Objectif:
D'après le texte fourni, combien de personnes ont fui le Burundi depuis avril ?

Texte fourni:
A priest delivers a sermon during a mass to commemorate people killed during protests at a Catholic church in the opposition neighbourhood of Musaga in Bujumbura, Burundi, on June 26, 2015. Over 100 people have been killed since the protests began and the Phil Moore/IRIN
Prières pour les défunts : un prêtre prononce un sermon pour les personnes tuées lors des manifestations politiques du mois de juin.
Les divisions croissantes entre l’Église catholique et la classe dirigeante burundaise sont une conséquence particulièrement inquiétante de l’annonce du président Pierre Nkurunziza de son souhait de briguer un troisième mandat, qui a déjà entraîné des manifestations qui se sont soldées par des dizaines de morts et a poussé 175 000 personnes, principalement des femmes et des enfants, à fuir le pays depuis avril.

Lignes de données:
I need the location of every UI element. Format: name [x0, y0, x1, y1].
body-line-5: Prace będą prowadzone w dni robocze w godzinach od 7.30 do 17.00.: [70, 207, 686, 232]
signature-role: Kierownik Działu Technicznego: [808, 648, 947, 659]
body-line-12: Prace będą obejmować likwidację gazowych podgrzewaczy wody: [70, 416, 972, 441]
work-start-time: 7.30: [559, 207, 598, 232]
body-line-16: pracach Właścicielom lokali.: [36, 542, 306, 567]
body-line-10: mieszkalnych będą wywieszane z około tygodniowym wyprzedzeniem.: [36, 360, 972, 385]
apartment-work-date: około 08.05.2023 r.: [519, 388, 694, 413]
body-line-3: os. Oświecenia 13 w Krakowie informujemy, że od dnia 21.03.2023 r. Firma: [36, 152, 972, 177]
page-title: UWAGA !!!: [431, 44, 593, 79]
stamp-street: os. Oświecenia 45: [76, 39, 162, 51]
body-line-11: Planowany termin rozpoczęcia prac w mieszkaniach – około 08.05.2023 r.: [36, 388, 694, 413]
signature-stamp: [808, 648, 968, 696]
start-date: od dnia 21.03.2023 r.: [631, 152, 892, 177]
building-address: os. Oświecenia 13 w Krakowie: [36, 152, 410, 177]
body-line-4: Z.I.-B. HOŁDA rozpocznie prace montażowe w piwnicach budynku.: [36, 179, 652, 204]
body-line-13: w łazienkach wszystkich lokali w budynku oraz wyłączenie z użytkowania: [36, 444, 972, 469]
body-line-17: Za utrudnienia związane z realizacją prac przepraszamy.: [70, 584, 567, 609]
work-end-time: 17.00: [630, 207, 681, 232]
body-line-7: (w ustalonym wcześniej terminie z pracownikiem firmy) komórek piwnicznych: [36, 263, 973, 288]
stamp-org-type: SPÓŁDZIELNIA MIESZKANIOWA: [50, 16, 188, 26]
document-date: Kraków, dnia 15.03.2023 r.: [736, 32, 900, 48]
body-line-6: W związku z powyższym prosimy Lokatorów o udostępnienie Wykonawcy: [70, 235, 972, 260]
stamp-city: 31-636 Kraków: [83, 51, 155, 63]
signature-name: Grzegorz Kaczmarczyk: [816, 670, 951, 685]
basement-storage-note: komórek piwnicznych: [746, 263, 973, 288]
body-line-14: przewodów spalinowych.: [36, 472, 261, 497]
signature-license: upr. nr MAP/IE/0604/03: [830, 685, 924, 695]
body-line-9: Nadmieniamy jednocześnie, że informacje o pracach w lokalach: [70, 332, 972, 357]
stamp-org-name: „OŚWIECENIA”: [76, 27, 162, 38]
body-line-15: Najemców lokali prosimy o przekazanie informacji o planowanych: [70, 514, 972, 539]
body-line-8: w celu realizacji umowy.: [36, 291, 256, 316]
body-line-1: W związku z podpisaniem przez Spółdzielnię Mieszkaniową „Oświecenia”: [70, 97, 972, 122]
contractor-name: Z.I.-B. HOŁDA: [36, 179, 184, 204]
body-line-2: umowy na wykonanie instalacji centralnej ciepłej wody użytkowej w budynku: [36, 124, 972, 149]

Réponse ci-dessous:
175 000 personnes, principalement des femmes et des enfants.